» **Your task**: Go through the entries and say how many lines contain the string "button". The number is the whole answer.

» **Records for this exercise**:

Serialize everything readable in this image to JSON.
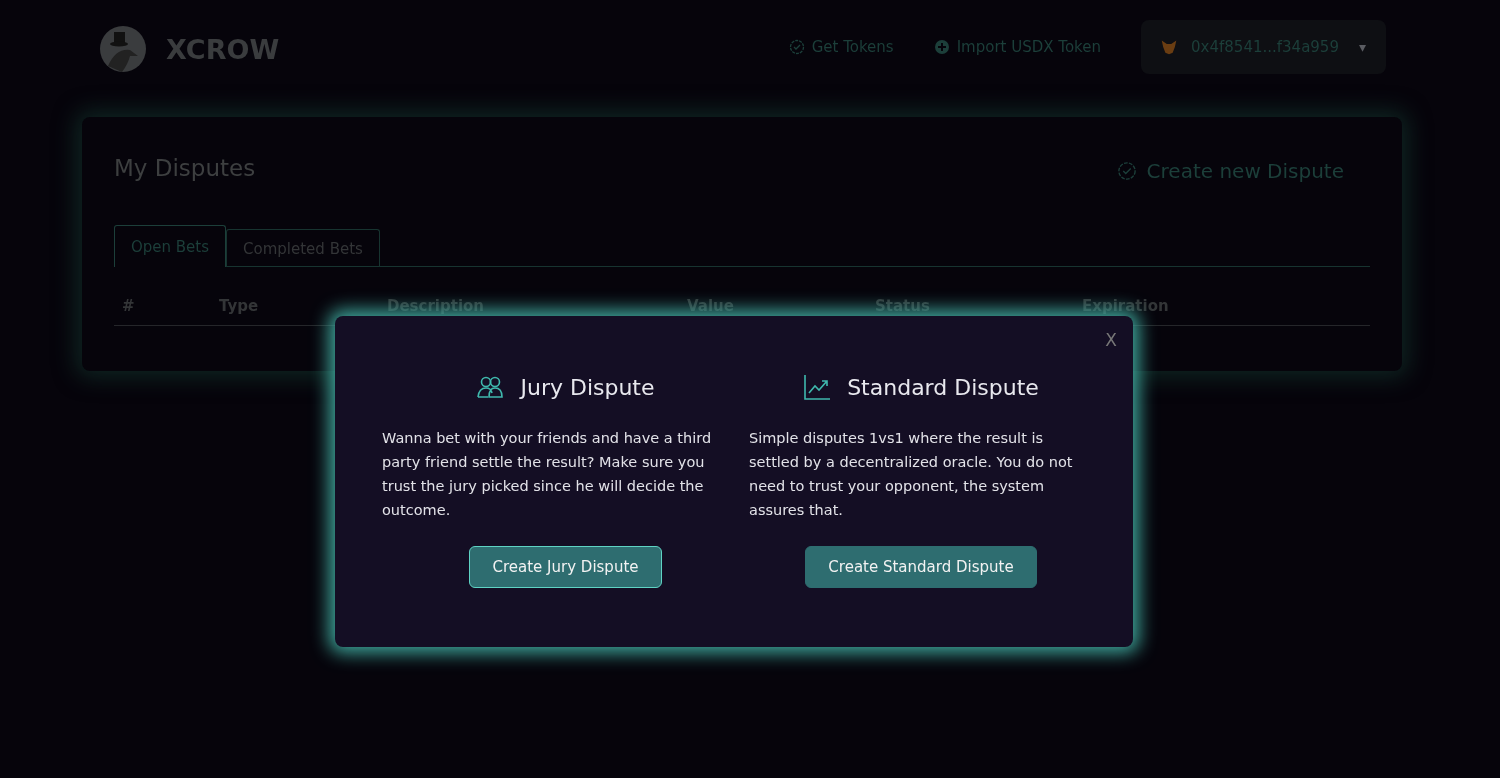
{
  "header": {
    "brand": "XCROW",
    "nav": [
      {
        "kind": "badge",
        "label": "Get Tokens"
      },
      {
        "kind": "plus",
        "label": "Import USDX Token"
      }
    ],
    "wallet": {
      "address": "0x4f8541...f34a959",
      "caret": "▾"
    }
  },
  "disputes": {
    "title": "My Disputes",
    "create_label": "Create new Dispute",
    "tabs": [
      {
        "label": "Open Bets",
        "selected": true
      },
      {
        "label": "Completed Bets",
        "selected": false
      }
    ],
    "table": {
      "columns": [
        "#",
        "Type",
        "Description",
        "Value",
        "Status",
        "Expiration"
      ]
    }
  },
  "modal": {
    "close": "X",
    "options": [
      {
        "kind": "jury",
        "title": "Jury Dispute",
        "text": "Wanna bet with your friends and have a third party friend settle the result? Make sure you trust the jury picked since he will decide the outcome.",
        "button": "Create Jury Dispute",
        "focused": true
      },
      {
        "kind": "standard",
        "title": "Standard Dispute",
        "text": "Simple disputes 1vs1 where the result is settled by a decentralized oracle. You do not need to trust your opponent, the system assures that.",
        "button": "Create Standard Dispute",
        "focused": false
      }
    ]
  }
}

» **Task output**: 2